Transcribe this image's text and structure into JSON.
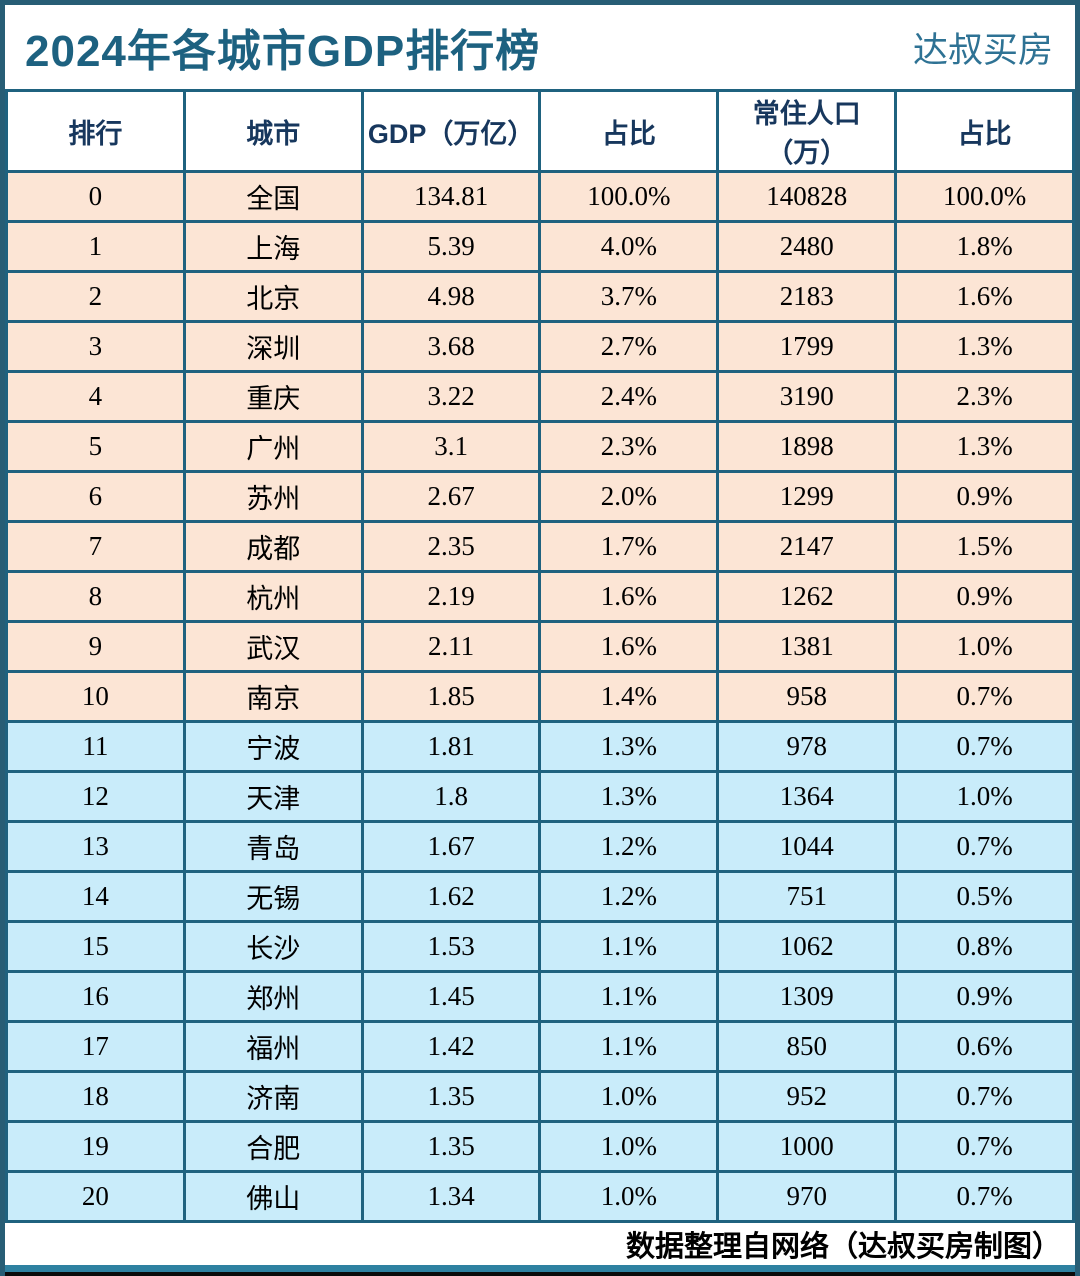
{
  "header": {
    "title": "2024年各城市GDP排行榜",
    "brand": "达叔买房"
  },
  "chart_data": {
    "type": "table",
    "title": "2024年各城市GDP排行榜",
    "columns": [
      "排行",
      "城市",
      "GDP（万亿）",
      "占比",
      "常住人口（万）",
      "占比"
    ],
    "rows": [
      [
        "0",
        "全国",
        "134.81",
        "100.0%",
        "140828",
        "100.0%"
      ],
      [
        "1",
        "上海",
        "5.39",
        "4.0%",
        "2480",
        "1.8%"
      ],
      [
        "2",
        "北京",
        "4.98",
        "3.7%",
        "2183",
        "1.6%"
      ],
      [
        "3",
        "深圳",
        "3.68",
        "2.7%",
        "1799",
        "1.3%"
      ],
      [
        "4",
        "重庆",
        "3.22",
        "2.4%",
        "3190",
        "2.3%"
      ],
      [
        "5",
        "广州",
        "3.1",
        "2.3%",
        "1898",
        "1.3%"
      ],
      [
        "6",
        "苏州",
        "2.67",
        "2.0%",
        "1299",
        "0.9%"
      ],
      [
        "7",
        "成都",
        "2.35",
        "1.7%",
        "2147",
        "1.5%"
      ],
      [
        "8",
        "杭州",
        "2.19",
        "1.6%",
        "1262",
        "0.9%"
      ],
      [
        "9",
        "武汉",
        "2.11",
        "1.6%",
        "1381",
        "1.0%"
      ],
      [
        "10",
        "南京",
        "1.85",
        "1.4%",
        "958",
        "0.7%"
      ],
      [
        "11",
        "宁波",
        "1.81",
        "1.3%",
        "978",
        "0.7%"
      ],
      [
        "12",
        "天津",
        "1.8",
        "1.3%",
        "1364",
        "1.0%"
      ],
      [
        "13",
        "青岛",
        "1.67",
        "1.2%",
        "1044",
        "0.7%"
      ],
      [
        "14",
        "无锡",
        "1.62",
        "1.2%",
        "751",
        "0.5%"
      ],
      [
        "15",
        "长沙",
        "1.53",
        "1.1%",
        "1062",
        "0.8%"
      ],
      [
        "16",
        "郑州",
        "1.45",
        "1.1%",
        "1309",
        "0.9%"
      ],
      [
        "17",
        "福州",
        "1.42",
        "1.1%",
        "850",
        "0.6%"
      ],
      [
        "18",
        "济南",
        "1.35",
        "1.0%",
        "952",
        "0.7%"
      ],
      [
        "19",
        "合肥",
        "1.35",
        "1.0%",
        "1000",
        "0.7%"
      ],
      [
        "20",
        "佛山",
        "1.34",
        "1.0%",
        "970",
        "0.7%"
      ]
    ],
    "peach_row_count": 11,
    "layout": {
      "grid": "6 equal columns",
      "row_group_backgrounds": [
        "rows 0-10 peach",
        "rows 11-20 light blue"
      ]
    }
  },
  "footer": {
    "credit": "数据整理自网络（达叔买房制图）"
  },
  "colors": {
    "title_teal": "#1d6180",
    "brand_teal": "#2e7294",
    "header_navy": "#17375d",
    "cell_border_teal": "#1f627f",
    "outer_frame_teal": "#275d75",
    "row_peach": "#fce5d5",
    "row_light_blue": "#c9ecfa",
    "bottom_bar_teal": "#2e81a1",
    "bottom_bar_black": "#0b0b0b"
  }
}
☆ ☆ ☆ ☆
◆ EXERCISE BRIEF ◆
Write out the records above exactly as they appear, leaving out any pictures.

◆ RESPONSE TO THIS EXERCISE ◆
Transcribe this image's text and structure into JSON.
{
  "header": {
    "title": "2024年各城市GDP排行榜",
    "brand": "达叔买房"
  },
  "chart_data": {
    "type": "table",
    "title": "2024年各城市GDP排行榜",
    "columns": [
      "排行",
      "城市",
      "GDP（万亿）",
      "占比",
      "常住人口（万）",
      "占比"
    ],
    "rows": [
      [
        "0",
        "全国",
        "134.81",
        "100.0%",
        "140828",
        "100.0%"
      ],
      [
        "1",
        "上海",
        "5.39",
        "4.0%",
        "2480",
        "1.8%"
      ],
      [
        "2",
        "北京",
        "4.98",
        "3.7%",
        "2183",
        "1.6%"
      ],
      [
        "3",
        "深圳",
        "3.68",
        "2.7%",
        "1799",
        "1.3%"
      ],
      [
        "4",
        "重庆",
        "3.22",
        "2.4%",
        "3190",
        "2.3%"
      ],
      [
        "5",
        "广州",
        "3.1",
        "2.3%",
        "1898",
        "1.3%"
      ],
      [
        "6",
        "苏州",
        "2.67",
        "2.0%",
        "1299",
        "0.9%"
      ],
      [
        "7",
        "成都",
        "2.35",
        "1.7%",
        "2147",
        "1.5%"
      ],
      [
        "8",
        "杭州",
        "2.19",
        "1.6%",
        "1262",
        "0.9%"
      ],
      [
        "9",
        "武汉",
        "2.11",
        "1.6%",
        "1381",
        "1.0%"
      ],
      [
        "10",
        "南京",
        "1.85",
        "1.4%",
        "958",
        "0.7%"
      ],
      [
        "11",
        "宁波",
        "1.81",
        "1.3%",
        "978",
        "0.7%"
      ],
      [
        "12",
        "天津",
        "1.8",
        "1.3%",
        "1364",
        "1.0%"
      ],
      [
        "13",
        "青岛",
        "1.67",
        "1.2%",
        "1044",
        "0.7%"
      ],
      [
        "14",
        "无锡",
        "1.62",
        "1.2%",
        "751",
        "0.5%"
      ],
      [
        "15",
        "长沙",
        "1.53",
        "1.1%",
        "1062",
        "0.8%"
      ],
      [
        "16",
        "郑州",
        "1.45",
        "1.1%",
        "1309",
        "0.9%"
      ],
      [
        "17",
        "福州",
        "1.42",
        "1.1%",
        "850",
        "0.6%"
      ],
      [
        "18",
        "济南",
        "1.35",
        "1.0%",
        "952",
        "0.7%"
      ],
      [
        "19",
        "合肥",
        "1.35",
        "1.0%",
        "1000",
        "0.7%"
      ],
      [
        "20",
        "佛山",
        "1.34",
        "1.0%",
        "970",
        "0.7%"
      ]
    ],
    "peach_row_count": 11,
    "layout": {
      "grid": "6 equal columns",
      "row_group_backgrounds": [
        "rows 0-10 peach",
        "rows 11-20 light blue"
      ]
    }
  },
  "footer": {
    "credit": "数据整理自网络（达叔买房制图）"
  },
  "colors": {
    "title_teal": "#1d6180",
    "brand_teal": "#2e7294",
    "header_navy": "#17375d",
    "cell_border_teal": "#1f627f",
    "outer_frame_teal": "#275d75",
    "row_peach": "#fce5d5",
    "row_light_blue": "#c9ecfa",
    "bottom_bar_teal": "#2e81a1",
    "bottom_bar_black": "#0b0b0b"
  }
}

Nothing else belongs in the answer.